== Problem to work on ==
Copy out every line of the data below without changing anything, and leave the pictures out of your answer.
^^^^
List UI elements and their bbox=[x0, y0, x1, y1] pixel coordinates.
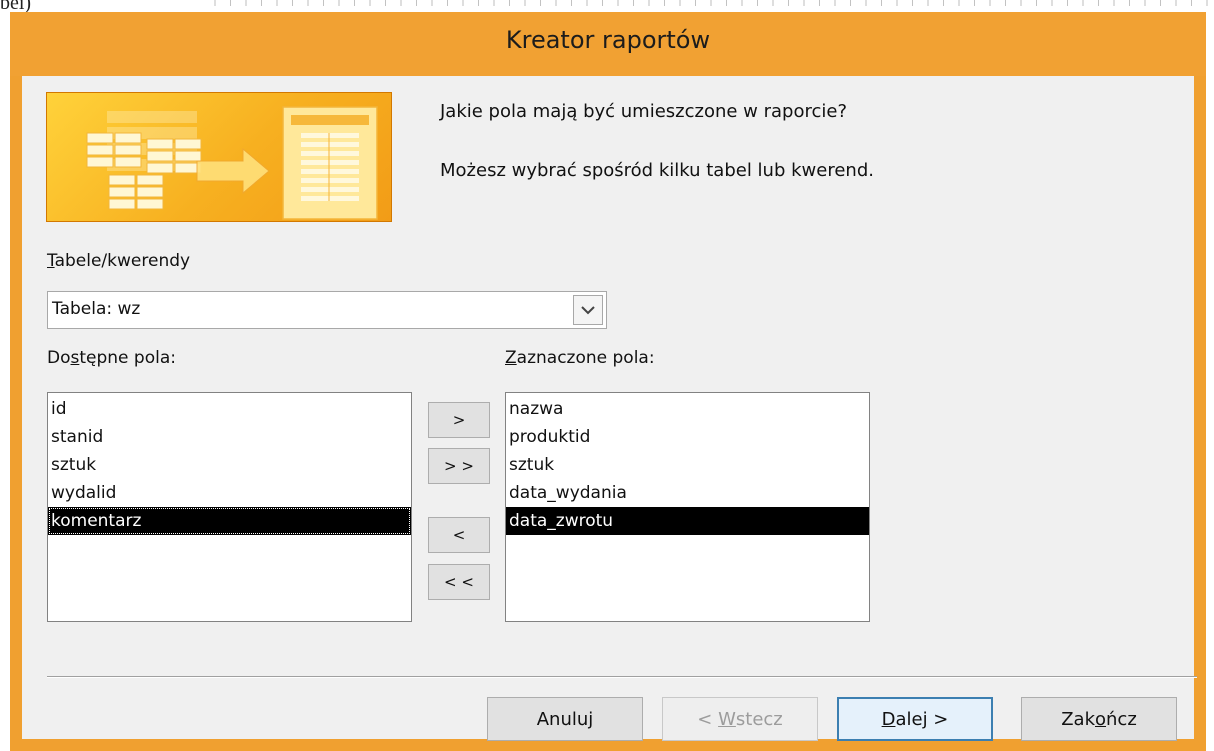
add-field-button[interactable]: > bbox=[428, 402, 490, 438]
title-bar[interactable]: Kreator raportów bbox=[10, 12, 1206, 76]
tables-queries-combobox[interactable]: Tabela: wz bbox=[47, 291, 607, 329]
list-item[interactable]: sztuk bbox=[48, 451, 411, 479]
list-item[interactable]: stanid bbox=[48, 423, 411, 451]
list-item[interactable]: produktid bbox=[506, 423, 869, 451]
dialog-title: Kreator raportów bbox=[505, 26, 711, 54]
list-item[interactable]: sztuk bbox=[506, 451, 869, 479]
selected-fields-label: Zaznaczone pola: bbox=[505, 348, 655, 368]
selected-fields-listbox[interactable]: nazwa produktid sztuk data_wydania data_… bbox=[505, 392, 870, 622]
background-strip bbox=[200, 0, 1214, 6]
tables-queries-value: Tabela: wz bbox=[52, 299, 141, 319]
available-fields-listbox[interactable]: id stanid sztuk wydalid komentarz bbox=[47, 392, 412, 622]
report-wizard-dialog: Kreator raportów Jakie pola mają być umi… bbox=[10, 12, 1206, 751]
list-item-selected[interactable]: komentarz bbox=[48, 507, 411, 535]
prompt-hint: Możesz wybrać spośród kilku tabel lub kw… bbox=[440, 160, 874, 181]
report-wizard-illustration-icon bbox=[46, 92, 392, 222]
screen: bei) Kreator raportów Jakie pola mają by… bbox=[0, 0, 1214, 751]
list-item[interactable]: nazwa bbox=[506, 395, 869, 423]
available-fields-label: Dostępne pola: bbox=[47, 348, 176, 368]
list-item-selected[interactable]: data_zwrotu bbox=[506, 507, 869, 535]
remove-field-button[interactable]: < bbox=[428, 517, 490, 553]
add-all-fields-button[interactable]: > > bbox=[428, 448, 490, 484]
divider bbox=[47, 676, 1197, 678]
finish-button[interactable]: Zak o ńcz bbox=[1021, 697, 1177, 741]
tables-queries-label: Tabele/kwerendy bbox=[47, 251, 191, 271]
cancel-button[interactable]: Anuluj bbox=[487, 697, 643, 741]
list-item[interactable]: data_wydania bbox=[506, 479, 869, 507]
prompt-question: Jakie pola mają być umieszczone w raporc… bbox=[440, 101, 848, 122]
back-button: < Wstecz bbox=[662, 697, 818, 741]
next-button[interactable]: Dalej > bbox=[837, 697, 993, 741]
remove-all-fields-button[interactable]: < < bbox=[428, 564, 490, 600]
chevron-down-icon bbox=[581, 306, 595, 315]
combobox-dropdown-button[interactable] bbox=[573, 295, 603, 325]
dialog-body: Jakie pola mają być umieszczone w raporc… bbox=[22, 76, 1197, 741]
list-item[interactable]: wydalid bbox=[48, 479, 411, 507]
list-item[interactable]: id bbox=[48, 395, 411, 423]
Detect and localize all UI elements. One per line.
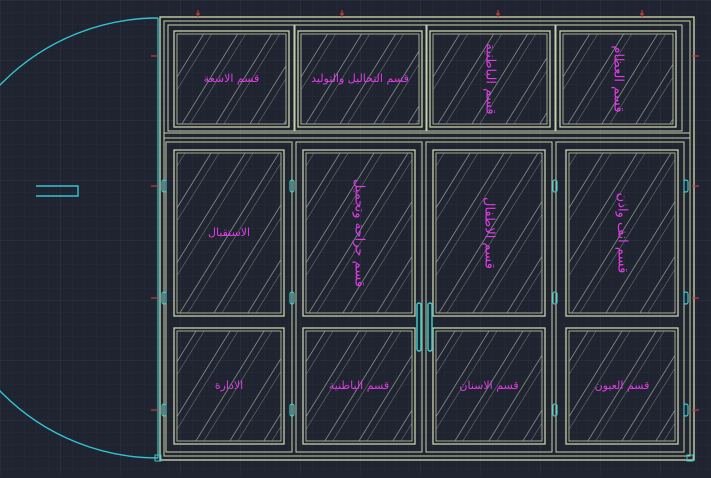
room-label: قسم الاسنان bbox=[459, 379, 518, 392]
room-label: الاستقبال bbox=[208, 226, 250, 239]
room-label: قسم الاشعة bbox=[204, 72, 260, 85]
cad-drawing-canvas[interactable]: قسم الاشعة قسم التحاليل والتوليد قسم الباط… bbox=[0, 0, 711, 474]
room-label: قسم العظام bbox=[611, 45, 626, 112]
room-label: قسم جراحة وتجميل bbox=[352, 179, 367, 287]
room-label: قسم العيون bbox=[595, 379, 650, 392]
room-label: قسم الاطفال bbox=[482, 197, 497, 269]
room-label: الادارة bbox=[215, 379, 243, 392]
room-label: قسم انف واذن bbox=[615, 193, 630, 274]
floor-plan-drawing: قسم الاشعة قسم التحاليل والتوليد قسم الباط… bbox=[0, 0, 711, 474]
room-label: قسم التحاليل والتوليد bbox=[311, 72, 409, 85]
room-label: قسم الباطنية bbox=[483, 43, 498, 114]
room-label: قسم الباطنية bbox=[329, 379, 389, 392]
^^^^
== Answer for this exercise ==
List UI elements and their bbox=[x0, y0, x1, y1] pixel coordinates.
add-field-button[interactable]: > bbox=[428, 402, 490, 438]
title-bar[interactable]: Kreator raportów bbox=[10, 12, 1206, 76]
tables-queries-combobox[interactable]: Tabela: wz bbox=[47, 291, 607, 329]
list-item[interactable]: sztuk bbox=[48, 451, 411, 479]
list-item[interactable]: stanid bbox=[48, 423, 411, 451]
list-item[interactable]: produktid bbox=[506, 423, 869, 451]
dialog-title: Kreator raportów bbox=[505, 26, 711, 54]
list-item[interactable]: sztuk bbox=[506, 451, 869, 479]
selected-fields-label: Zaznaczone pola: bbox=[505, 348, 655, 368]
selected-fields-listbox[interactable]: nazwa produktid sztuk data_wydania data_… bbox=[505, 392, 870, 622]
background-strip bbox=[200, 0, 1214, 6]
tables-queries-value: Tabela: wz bbox=[52, 299, 141, 319]
available-fields-listbox[interactable]: id stanid sztuk wydalid komentarz bbox=[47, 392, 412, 622]
report-wizard-dialog: Kreator raportów Jakie pola mają być umi… bbox=[10, 12, 1206, 751]
list-item-selected[interactable]: komentarz bbox=[48, 507, 411, 535]
prompt-hint: Możesz wybrać spośród kilku tabel lub kw… bbox=[440, 160, 874, 181]
report-wizard-illustration-icon bbox=[46, 92, 392, 222]
screen: bei) Kreator raportów Jakie pola mają by… bbox=[0, 0, 1214, 751]
list-item[interactable]: nazwa bbox=[506, 395, 869, 423]
available-fields-label: Dostępne pola: bbox=[47, 348, 176, 368]
list-item-selected[interactable]: data_zwrotu bbox=[506, 507, 869, 535]
remove-field-button[interactable]: < bbox=[428, 517, 490, 553]
add-all-fields-button[interactable]: > > bbox=[428, 448, 490, 484]
divider bbox=[47, 676, 1197, 678]
finish-button[interactable]: Zak o ńcz bbox=[1021, 697, 1177, 741]
tables-queries-label: Tabele/kwerendy bbox=[47, 251, 191, 271]
cancel-button[interactable]: Anuluj bbox=[487, 697, 643, 741]
list-item[interactable]: data_wydania bbox=[506, 479, 869, 507]
prompt-question: Jakie pola mają być umieszczone w raporc… bbox=[440, 101, 848, 122]
back-button: < Wstecz bbox=[662, 697, 818, 741]
next-button[interactable]: Dalej > bbox=[837, 697, 993, 741]
remove-all-fields-button[interactable]: < < bbox=[428, 564, 490, 600]
chevron-down-icon bbox=[581, 306, 595, 315]
combobox-dropdown-button[interactable] bbox=[573, 295, 603, 325]
dialog-body: Jakie pola mają być umieszczone w raporc… bbox=[22, 76, 1197, 741]
list-item[interactable]: wydalid bbox=[48, 479, 411, 507]
list-item[interactable]: id bbox=[48, 395, 411, 423]
Detect and localize all UI elements. One per line.
room-label: قسم الاسنان bbox=[459, 379, 518, 392]
room-label: الاستقبال bbox=[208, 226, 250, 239]
room-label: قسم الاشعة bbox=[204, 72, 260, 85]
cad-drawing-canvas[interactable]: قسم الاشعة قسم التحاليل والتوليد قسم الباط… bbox=[0, 0, 711, 474]
room-label: قسم العظام bbox=[611, 45, 626, 112]
room-label: قسم جراحة وتجميل bbox=[352, 179, 367, 287]
room-label: قسم العيون bbox=[595, 379, 650, 392]
room-label: قسم الاطفال bbox=[482, 197, 497, 269]
room-label: الادارة bbox=[215, 379, 243, 392]
room-label: قسم انف واذن bbox=[615, 193, 630, 274]
floor-plan-drawing: قسم الاشعة قسم التحاليل والتوليد قسم الباط… bbox=[0, 0, 711, 474]
room-label: قسم التحاليل والتوليد bbox=[311, 72, 409, 85]
room-label: قسم الباطنية bbox=[483, 43, 498, 114]
room-label: قسم الباطنية bbox=[329, 379, 389, 392]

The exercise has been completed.